*Exercise description:*
State how many rows below contain the string "video". Reply with the number alone.

*Data for this task:*

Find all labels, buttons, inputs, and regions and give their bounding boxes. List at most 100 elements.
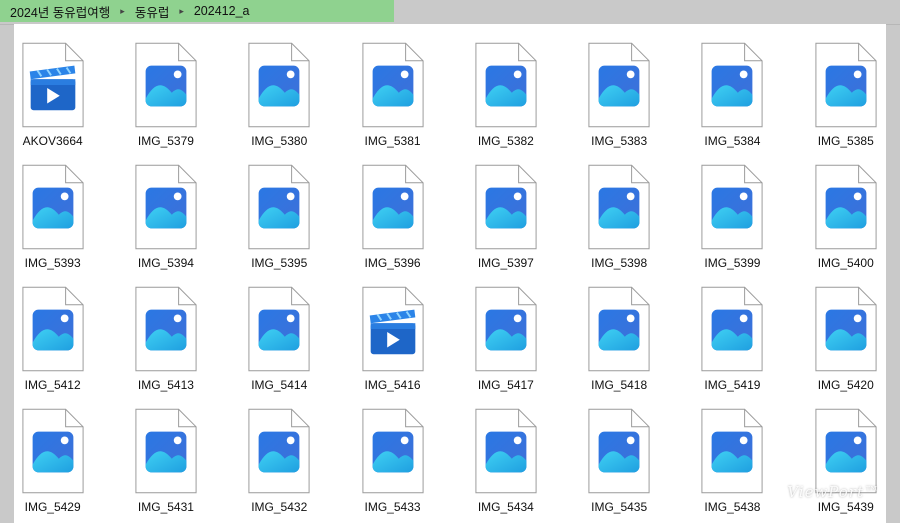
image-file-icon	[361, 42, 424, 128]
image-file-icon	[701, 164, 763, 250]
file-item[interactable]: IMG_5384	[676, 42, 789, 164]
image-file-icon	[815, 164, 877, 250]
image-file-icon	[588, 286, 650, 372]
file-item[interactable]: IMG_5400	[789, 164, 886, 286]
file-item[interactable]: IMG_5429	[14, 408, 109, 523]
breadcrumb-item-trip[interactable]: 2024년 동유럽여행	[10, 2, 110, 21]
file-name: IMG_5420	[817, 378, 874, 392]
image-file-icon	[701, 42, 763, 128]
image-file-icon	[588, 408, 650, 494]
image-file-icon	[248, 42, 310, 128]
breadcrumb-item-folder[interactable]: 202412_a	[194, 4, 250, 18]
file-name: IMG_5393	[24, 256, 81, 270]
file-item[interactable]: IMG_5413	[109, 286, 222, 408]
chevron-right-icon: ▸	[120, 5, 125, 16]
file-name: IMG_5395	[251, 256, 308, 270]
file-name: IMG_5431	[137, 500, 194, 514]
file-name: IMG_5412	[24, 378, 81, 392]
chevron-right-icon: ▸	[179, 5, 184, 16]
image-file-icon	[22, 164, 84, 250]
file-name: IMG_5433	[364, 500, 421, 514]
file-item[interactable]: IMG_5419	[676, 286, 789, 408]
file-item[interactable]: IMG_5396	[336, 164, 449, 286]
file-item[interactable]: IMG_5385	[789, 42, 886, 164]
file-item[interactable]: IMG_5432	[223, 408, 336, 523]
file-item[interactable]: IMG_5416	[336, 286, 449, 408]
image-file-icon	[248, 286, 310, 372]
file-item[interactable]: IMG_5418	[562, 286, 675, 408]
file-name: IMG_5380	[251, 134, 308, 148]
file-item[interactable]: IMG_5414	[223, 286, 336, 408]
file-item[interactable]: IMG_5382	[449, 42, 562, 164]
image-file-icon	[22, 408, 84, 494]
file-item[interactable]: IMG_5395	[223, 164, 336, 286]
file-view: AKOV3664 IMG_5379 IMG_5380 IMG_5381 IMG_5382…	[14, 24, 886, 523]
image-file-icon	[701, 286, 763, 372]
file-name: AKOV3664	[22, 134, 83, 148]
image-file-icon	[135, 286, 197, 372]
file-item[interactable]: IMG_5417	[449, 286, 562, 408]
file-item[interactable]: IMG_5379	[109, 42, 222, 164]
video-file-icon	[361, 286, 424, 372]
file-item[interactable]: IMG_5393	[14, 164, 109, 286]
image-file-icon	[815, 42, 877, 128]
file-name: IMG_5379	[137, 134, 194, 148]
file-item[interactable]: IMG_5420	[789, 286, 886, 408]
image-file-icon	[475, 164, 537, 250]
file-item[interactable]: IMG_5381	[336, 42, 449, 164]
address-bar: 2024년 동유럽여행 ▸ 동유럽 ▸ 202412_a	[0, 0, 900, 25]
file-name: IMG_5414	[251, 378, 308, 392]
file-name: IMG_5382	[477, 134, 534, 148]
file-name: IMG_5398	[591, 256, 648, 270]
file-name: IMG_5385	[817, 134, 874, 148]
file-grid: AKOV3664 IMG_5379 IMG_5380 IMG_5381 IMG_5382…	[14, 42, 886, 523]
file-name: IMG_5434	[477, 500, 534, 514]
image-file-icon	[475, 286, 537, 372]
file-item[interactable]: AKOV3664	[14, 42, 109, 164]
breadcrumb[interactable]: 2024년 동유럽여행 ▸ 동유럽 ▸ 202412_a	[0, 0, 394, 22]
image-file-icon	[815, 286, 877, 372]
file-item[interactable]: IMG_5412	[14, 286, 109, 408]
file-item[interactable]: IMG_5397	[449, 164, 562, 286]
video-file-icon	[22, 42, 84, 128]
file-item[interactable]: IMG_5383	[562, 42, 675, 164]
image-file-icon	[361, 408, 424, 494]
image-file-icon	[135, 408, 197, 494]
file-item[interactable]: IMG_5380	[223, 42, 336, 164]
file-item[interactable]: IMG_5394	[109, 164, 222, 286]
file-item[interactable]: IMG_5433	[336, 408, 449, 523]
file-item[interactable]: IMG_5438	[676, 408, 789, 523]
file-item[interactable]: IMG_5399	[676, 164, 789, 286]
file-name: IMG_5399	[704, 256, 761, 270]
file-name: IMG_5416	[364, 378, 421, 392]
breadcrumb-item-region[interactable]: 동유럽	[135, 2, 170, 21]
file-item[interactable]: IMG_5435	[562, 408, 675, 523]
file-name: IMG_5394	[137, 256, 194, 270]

*Correct output:*
2